◆ **Aim**: Lines containing the word "screenshot" are the ones to copy from the records below.

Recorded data
* * *
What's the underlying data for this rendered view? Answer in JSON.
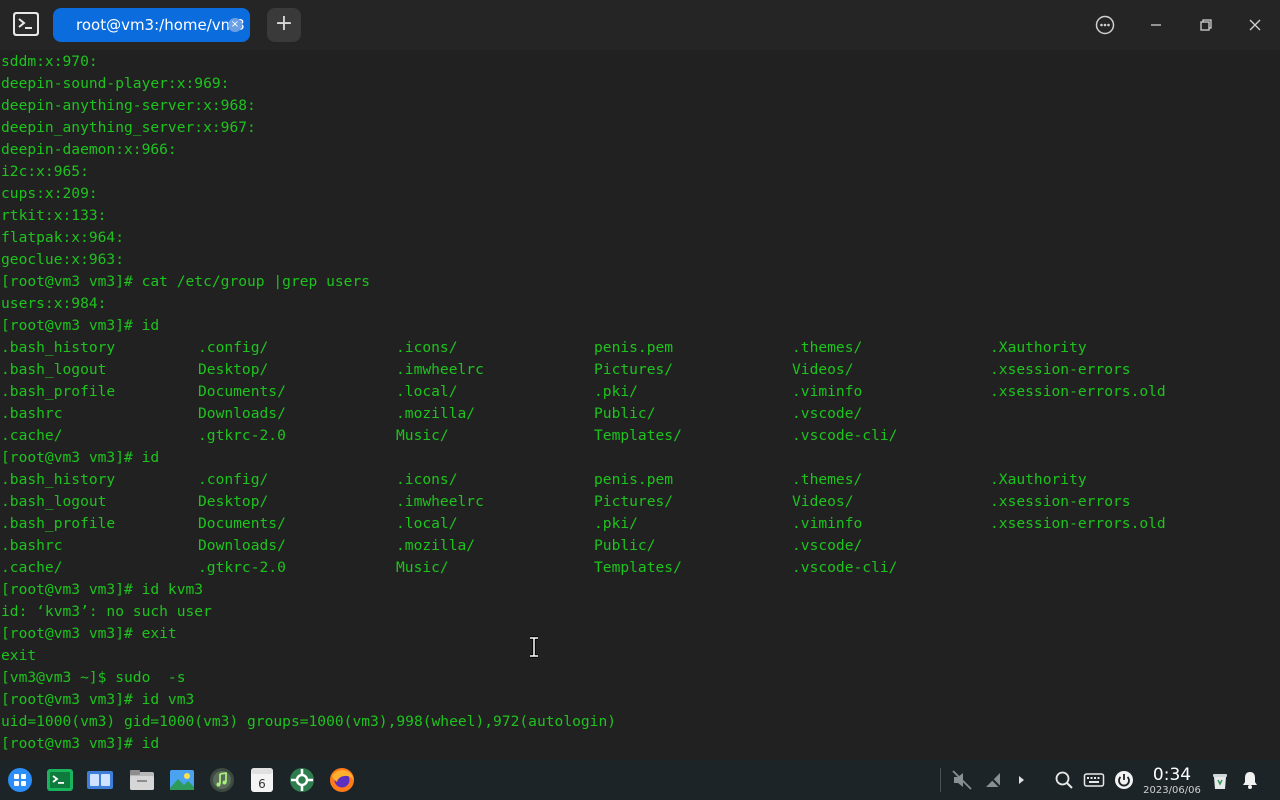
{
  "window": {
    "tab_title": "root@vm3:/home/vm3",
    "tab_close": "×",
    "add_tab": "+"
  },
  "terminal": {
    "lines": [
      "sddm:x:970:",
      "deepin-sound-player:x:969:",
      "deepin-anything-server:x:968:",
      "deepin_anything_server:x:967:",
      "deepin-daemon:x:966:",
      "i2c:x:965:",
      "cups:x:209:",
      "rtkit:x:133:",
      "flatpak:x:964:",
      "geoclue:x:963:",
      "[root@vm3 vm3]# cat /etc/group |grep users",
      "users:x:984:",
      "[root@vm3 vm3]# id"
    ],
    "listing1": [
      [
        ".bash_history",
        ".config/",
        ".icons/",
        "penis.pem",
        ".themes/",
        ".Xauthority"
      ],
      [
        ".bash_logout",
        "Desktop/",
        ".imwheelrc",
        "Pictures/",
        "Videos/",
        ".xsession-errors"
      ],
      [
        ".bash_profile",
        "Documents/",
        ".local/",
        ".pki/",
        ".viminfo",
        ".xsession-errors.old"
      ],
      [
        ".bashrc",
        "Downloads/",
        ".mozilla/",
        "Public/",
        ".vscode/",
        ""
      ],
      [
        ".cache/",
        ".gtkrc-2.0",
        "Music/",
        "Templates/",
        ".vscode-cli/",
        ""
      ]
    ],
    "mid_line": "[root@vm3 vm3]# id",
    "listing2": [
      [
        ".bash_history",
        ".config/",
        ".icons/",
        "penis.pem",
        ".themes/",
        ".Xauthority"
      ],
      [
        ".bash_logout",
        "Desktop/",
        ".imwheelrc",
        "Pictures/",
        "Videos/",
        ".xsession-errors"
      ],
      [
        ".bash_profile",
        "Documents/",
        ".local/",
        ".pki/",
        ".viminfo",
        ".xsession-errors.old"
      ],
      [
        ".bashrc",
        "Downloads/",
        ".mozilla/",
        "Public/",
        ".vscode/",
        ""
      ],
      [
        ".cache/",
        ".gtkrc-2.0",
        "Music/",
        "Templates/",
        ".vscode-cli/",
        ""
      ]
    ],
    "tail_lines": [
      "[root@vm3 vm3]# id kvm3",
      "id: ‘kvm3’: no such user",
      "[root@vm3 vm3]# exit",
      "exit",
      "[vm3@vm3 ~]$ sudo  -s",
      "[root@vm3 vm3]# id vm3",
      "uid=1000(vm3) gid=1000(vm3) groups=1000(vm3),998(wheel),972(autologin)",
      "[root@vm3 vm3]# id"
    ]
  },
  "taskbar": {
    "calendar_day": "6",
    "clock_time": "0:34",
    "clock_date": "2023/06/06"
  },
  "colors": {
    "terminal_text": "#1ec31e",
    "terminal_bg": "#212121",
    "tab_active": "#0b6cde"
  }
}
* * *
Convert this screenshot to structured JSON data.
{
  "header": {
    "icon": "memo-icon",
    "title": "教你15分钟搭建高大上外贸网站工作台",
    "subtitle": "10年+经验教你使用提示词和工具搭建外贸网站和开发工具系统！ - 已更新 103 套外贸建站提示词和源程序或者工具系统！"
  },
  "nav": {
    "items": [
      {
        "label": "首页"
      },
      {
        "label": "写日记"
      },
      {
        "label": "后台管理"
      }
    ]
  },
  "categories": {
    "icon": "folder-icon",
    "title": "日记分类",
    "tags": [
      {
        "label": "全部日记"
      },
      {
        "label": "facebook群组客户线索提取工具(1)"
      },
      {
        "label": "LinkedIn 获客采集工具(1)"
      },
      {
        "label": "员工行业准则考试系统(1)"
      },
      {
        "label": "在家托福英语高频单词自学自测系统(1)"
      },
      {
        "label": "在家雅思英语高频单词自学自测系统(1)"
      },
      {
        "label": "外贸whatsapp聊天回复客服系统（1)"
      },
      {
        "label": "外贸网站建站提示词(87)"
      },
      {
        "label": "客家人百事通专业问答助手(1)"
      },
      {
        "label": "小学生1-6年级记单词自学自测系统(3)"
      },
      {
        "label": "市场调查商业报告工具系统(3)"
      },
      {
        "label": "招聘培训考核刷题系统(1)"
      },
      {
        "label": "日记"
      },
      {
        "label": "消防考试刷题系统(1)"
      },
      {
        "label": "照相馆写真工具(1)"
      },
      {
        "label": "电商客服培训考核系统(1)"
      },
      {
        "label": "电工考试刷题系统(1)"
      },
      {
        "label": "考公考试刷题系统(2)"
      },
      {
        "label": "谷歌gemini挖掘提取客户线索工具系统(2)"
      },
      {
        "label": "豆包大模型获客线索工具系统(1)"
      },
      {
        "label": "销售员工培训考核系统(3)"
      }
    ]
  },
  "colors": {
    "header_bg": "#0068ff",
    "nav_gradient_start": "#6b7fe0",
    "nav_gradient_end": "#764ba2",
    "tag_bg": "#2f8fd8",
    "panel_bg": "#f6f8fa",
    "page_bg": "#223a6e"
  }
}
* * *
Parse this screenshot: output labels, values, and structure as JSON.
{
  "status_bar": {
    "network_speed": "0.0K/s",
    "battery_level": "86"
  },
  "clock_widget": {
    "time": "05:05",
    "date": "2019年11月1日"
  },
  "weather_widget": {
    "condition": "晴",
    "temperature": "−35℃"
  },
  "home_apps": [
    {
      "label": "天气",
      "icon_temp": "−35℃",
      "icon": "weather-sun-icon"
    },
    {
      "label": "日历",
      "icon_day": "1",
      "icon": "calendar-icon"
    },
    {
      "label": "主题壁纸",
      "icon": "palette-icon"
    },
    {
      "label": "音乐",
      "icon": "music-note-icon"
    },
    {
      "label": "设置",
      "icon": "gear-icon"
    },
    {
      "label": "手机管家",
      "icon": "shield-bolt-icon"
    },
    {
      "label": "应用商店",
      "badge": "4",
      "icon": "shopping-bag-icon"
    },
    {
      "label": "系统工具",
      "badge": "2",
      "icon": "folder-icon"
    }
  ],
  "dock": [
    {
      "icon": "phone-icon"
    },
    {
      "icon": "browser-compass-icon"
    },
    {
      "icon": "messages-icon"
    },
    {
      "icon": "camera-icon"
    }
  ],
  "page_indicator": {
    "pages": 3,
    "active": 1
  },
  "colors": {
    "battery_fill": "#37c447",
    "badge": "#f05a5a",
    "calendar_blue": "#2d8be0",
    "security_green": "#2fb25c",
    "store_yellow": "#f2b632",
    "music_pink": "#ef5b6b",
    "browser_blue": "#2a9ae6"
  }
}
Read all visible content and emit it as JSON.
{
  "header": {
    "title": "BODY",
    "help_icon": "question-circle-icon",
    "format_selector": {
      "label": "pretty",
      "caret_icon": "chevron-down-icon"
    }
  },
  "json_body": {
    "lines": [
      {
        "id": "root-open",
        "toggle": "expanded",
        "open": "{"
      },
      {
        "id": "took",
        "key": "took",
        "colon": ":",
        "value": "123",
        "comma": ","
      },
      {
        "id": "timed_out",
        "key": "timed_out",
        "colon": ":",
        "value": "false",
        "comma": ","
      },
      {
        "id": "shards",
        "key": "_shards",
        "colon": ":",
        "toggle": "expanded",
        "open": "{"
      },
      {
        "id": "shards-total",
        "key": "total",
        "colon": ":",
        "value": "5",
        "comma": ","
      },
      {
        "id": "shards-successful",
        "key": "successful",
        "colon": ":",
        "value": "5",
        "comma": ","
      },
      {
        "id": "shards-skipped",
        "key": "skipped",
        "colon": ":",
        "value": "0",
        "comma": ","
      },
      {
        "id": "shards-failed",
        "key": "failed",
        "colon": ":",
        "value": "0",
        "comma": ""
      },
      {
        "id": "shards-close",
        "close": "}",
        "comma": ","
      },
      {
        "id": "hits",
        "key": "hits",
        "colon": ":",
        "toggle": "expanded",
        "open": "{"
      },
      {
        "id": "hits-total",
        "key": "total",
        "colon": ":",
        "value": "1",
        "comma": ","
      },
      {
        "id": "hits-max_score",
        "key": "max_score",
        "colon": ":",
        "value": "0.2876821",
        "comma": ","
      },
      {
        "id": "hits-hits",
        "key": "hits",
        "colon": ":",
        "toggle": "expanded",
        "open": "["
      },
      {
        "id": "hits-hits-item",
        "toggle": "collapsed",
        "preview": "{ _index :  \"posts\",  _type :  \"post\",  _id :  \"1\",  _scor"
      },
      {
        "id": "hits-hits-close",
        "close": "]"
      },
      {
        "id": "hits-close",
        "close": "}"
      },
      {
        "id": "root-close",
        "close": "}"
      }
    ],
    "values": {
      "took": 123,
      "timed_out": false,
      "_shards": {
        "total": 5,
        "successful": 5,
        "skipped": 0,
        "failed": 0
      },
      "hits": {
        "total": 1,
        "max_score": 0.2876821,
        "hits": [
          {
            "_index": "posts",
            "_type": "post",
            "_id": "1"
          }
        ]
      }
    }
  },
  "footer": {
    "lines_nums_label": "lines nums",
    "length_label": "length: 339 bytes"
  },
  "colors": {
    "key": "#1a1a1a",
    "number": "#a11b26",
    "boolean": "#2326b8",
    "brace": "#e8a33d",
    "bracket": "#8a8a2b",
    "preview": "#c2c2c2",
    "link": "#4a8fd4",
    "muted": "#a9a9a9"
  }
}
* * *
◆ **Exercise response**:
Convert this screenshot to structured JSON data.
Parse this screenshot: output labels, values, and structure as JSON.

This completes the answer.